Can you transcribe every record below exactly as it appears?

======== Record excerpts

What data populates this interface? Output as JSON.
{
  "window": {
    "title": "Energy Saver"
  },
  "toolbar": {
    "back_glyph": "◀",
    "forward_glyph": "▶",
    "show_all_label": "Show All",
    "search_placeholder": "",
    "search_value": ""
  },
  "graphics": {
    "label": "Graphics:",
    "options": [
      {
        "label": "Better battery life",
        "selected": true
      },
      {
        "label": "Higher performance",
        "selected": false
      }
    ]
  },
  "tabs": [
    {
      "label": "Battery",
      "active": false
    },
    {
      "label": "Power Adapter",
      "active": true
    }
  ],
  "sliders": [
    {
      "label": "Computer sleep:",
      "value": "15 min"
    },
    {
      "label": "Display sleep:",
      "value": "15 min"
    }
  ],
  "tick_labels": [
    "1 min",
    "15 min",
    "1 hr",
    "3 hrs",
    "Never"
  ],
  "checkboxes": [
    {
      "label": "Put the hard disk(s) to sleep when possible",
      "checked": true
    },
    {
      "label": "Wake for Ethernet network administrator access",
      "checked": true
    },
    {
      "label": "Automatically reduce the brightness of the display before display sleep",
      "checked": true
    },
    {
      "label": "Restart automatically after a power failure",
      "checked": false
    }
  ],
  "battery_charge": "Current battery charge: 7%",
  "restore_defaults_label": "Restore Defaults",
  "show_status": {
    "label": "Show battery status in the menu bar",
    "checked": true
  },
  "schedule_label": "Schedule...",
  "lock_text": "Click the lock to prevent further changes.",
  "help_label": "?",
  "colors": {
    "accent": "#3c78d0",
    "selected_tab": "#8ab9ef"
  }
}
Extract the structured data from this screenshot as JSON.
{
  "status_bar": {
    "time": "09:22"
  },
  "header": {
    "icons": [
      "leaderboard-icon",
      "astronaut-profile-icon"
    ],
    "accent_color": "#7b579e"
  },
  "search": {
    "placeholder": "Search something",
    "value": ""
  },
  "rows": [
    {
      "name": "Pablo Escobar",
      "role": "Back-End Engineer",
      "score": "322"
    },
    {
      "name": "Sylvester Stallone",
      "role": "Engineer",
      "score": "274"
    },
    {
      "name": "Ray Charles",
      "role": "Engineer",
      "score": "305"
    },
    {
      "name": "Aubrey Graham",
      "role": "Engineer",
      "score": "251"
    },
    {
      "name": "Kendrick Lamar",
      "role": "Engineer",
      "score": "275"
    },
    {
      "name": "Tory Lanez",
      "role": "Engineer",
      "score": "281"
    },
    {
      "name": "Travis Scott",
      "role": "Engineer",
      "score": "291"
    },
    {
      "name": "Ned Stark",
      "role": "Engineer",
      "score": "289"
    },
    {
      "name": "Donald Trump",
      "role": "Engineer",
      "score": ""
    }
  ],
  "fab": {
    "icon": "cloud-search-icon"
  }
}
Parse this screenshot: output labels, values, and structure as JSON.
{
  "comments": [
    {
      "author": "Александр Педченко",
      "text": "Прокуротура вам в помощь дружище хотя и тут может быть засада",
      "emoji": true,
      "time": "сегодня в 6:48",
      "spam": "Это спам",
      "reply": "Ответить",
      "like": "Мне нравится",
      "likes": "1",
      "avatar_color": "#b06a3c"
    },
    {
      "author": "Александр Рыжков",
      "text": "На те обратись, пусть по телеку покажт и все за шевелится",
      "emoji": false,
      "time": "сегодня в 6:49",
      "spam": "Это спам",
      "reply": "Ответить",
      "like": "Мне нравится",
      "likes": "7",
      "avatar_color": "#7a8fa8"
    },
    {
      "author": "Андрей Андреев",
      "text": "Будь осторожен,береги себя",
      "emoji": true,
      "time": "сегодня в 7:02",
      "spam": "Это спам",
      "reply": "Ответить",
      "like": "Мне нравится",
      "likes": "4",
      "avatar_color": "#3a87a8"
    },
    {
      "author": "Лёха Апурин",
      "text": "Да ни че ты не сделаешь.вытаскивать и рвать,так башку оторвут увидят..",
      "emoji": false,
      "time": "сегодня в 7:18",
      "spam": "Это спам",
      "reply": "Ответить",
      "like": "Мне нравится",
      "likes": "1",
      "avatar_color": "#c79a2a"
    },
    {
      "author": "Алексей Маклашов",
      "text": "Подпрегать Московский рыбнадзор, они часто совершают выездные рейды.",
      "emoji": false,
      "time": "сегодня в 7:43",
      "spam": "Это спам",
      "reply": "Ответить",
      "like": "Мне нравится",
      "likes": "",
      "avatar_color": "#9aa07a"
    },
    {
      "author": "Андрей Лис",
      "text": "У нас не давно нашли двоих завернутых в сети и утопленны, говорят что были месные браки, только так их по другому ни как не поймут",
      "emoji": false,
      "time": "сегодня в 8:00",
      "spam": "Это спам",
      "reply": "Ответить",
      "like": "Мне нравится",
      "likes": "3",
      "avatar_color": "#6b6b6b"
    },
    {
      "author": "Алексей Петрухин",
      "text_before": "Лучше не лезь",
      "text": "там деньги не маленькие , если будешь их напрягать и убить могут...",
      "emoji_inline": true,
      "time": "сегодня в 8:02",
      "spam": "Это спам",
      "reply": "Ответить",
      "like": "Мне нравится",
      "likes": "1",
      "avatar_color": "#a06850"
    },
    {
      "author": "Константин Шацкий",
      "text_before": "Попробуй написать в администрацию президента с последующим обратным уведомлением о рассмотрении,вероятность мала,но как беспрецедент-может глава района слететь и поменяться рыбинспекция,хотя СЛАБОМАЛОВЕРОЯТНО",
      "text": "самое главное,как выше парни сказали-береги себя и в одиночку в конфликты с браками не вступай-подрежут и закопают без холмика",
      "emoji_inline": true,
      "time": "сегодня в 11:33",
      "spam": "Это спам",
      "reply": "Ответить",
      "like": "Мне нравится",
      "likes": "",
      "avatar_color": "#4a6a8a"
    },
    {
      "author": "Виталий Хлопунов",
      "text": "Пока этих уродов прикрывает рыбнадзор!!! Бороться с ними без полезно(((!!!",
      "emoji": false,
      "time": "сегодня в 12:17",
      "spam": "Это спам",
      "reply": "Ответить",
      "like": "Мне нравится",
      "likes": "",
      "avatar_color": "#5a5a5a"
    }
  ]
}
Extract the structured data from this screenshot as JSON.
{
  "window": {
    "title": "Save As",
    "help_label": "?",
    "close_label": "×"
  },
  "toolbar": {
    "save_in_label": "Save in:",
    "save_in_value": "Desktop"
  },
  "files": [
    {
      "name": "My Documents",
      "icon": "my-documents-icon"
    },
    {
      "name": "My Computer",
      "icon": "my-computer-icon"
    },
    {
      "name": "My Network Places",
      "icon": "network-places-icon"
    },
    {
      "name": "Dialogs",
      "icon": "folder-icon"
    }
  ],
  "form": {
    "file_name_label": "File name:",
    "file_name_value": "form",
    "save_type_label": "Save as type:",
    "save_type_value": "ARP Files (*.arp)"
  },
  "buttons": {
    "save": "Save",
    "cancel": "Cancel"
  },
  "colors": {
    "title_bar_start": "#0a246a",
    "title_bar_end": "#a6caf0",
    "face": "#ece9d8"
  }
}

================

→ **Correct answer**
What data populates this interface? Output as JSON.
{
  "window": {
    "title": "Energy Saver"
  },
  "toolbar": {
    "back_glyph": "◀",
    "forward_glyph": "▶",
    "show_all_label": "Show All",
    "search_placeholder": "",
    "search_value": ""
  },
  "graphics": {
    "label": "Graphics:",
    "options": [
      {
        "label": "Better battery life",
        "selected": true
      },
      {
        "label": "Higher performance",
        "selected": false
      }
    ]
  },
  "tabs": [
    {
      "label": "Battery",
      "active": false
    },
    {
      "label": "Power Adapter",
      "active": true
    }
  ],
  "sliders": [
    {
      "label": "Computer sleep:",
      "value": "15 min"
    },
    {
      "label": "Display sleep:",
      "value": "15 min"
    }
  ],
  "tick_labels": [
    "1 min",
    "15 min",
    "1 hr",
    "3 hrs",
    "Never"
  ],
  "checkboxes": [
    {
      "label": "Put the hard disk(s) to sleep when possible",
      "checked": true
    },
    {
      "label": "Wake for Ethernet network administrator access",
      "checked": true
    },
    {
      "label": "Automatically reduce the brightness of the display before display sleep",
      "checked": true
    },
    {
      "label": "Restart automatically after a power failure",
      "checked": false
    }
  ],
  "battery_charge": "Current battery charge: 7%",
  "restore_defaults_label": "Restore Defaults",
  "show_status": {
    "label": "Show battery status in the menu bar",
    "checked": true
  },
  "schedule_label": "Schedule...",
  "lock_text": "Click the lock to prevent further changes.",
  "help_label": "?",
  "colors": {
    "accent": "#3c78d0",
    "selected_tab": "#8ab9ef"
  }
}
Extract the structured data from this screenshot as JSON.
{
  "status_bar": {
    "time": "09:22"
  },
  "header": {
    "icons": [
      "leaderboard-icon",
      "astronaut-profile-icon"
    ],
    "accent_color": "#7b579e"
  },
  "search": {
    "placeholder": "Search something",
    "value": ""
  },
  "rows": [
    {
      "name": "Pablo Escobar",
      "role": "Back-End Engineer",
      "score": "322"
    },
    {
      "name": "Sylvester Stallone",
      "role": "Engineer",
      "score": "274"
    },
    {
      "name": "Ray Charles",
      "role": "Engineer",
      "score": "305"
    },
    {
      "name": "Aubrey Graham",
      "role": "Engineer",
      "score": "251"
    },
    {
      "name": "Kendrick Lamar",
      "role": "Engineer",
      "score": "275"
    },
    {
      "name": "Tory Lanez",
      "role": "Engineer",
      "score": "281"
    },
    {
      "name": "Travis Scott",
      "role": "Engineer",
      "score": "291"
    },
    {
      "name": "Ned Stark",
      "role": "Engineer",
      "score": "289"
    },
    {
      "name": "Donald Trump",
      "role": "Engineer",
      "score": ""
    }
  ],
  "fab": {
    "icon": "cloud-search-icon"
  }
}
Parse this screenshot: output labels, values, and structure as JSON.
{
  "comments": [
    {
      "author": "Александр Педченко",
      "text": "Прокуротура вам в помощь дружище хотя и тут может быть засада",
      "emoji": true,
      "time": "сегодня в 6:48",
      "spam": "Это спам",
      "reply": "Ответить",
      "like": "Мне нравится",
      "likes": "1",
      "avatar_color": "#b06a3c"
    },
    {
      "author": "Александр Рыжков",
      "text": "На те обратись, пусть по телеку покажт и все за шевелится",
      "emoji": false,
      "time": "сегодня в 6:49",
      "spam": "Это спам",
      "reply": "Ответить",
      "like": "Мне нравится",
      "likes": "7",
      "avatar_color": "#7a8fa8"
    },
    {
      "author": "Андрей Андреев",
      "text": "Будь осторожен,береги себя",
      "emoji": true,
      "time": "сегодня в 7:02",
      "spam": "Это спам",
      "reply": "Ответить",
      "like": "Мне нравится",
      "likes": "4",
      "avatar_color": "#3a87a8"
    },
    {
      "author": "Лёха Апурин",
      "text": "Да ни че ты не сделаешь.вытаскивать и рвать,так башку оторвут увидят..",
      "emoji": false,
      "time": "сегодня в 7:18",
      "spam": "Это спам",
      "reply": "Ответить",
      "like": "Мне нравится",
      "likes": "1",
      "avatar_color": "#c79a2a"
    },
    {
      "author": "Алексей Маклашов",
      "text": "Подпрегать Московский рыбнадзор, они часто совершают выездные рейды.",
      "emoji": false,
      "time": "сегодня в 7:43",
      "spam": "Это спам",
      "reply": "Ответить",
      "like": "Мне нравится",
      "likes": "",
      "avatar_color": "#9aa07a"
    },
    {
      "author": "Андрей Лис",
      "text": "У нас не давно нашли двоих завернутых в сети и утопленны, говорят что были месные браки, только так их по другому ни как не поймут",
      "emoji": false,
      "time": "сегодня в 8:00",
      "spam": "Это спам",
      "reply": "Ответить",
      "like": "Мне нравится",
      "likes": "3",
      "avatar_color": "#6b6b6b"
    },
    {
      "author": "Алексей Петрухин",
      "text_before": "Лучше не лезь",
      "text": "там деньги не маленькие , если будешь их напрягать и убить могут...",
      "emoji_inline": true,
      "time": "сегодня в 8:02",
      "spam": "Это спам",
      "reply": "Ответить",
      "like": "Мне нравится",
      "likes": "1",
      "avatar_color": "#a06850"
    },
    {
      "author": "Константин Шацкий",
      "text_before": "Попробуй написать в администрацию президента с последующим обратным уведомлением о рассмотрении,вероятность мала,но как беспрецедент-может глава района слететь и поменяться рыбинспекция,хотя СЛАБОМАЛОВЕРОЯТНО",
      "text": "самое главное,как выше парни сказали-береги себя и в одиночку в конфликты с браками не вступай-подрежут и закопают без холмика",
      "emoji_inline": true,
      "time": "сегодня в 11:33",
      "spam": "Это спам",
      "reply": "Ответить",
      "like": "Мне нравится",
      "likes": "",
      "avatar_color": "#4a6a8a"
    },
    {
      "author": "Виталий Хлопунов",
      "text": "Пока этих уродов прикрывает рыбнадзор!!! Бороться с ними без полезно(((!!!",
      "emoji": false,
      "time": "сегодня в 12:17",
      "spam": "Это спам",
      "reply": "Ответить",
      "like": "Мне нравится",
      "likes": "",
      "avatar_color": "#5a5a5a"
    }
  ]
}
Extract the structured data from this screenshot as JSON.
{
  "window": {
    "title": "Save As",
    "help_label": "?",
    "close_label": "×"
  },
  "toolbar": {
    "save_in_label": "Save in:",
    "save_in_value": "Desktop"
  },
  "files": [
    {
      "name": "My Documents",
      "icon": "my-documents-icon"
    },
    {
      "name": "My Computer",
      "icon": "my-computer-icon"
    },
    {
      "name": "My Network Places",
      "icon": "network-places-icon"
    },
    {
      "name": "Dialogs",
      "icon": "folder-icon"
    }
  ],
  "form": {
    "file_name_label": "File name:",
    "file_name_value": "form",
    "save_type_label": "Save as type:",
    "save_type_value": "ARP Files (*.arp)"
  },
  "buttons": {
    "save": "Save",
    "cancel": "Cancel"
  },
  "colors": {
    "title_bar_start": "#0a246a",
    "title_bar_end": "#a6caf0",
    "face": "#ece9d8"
  }
}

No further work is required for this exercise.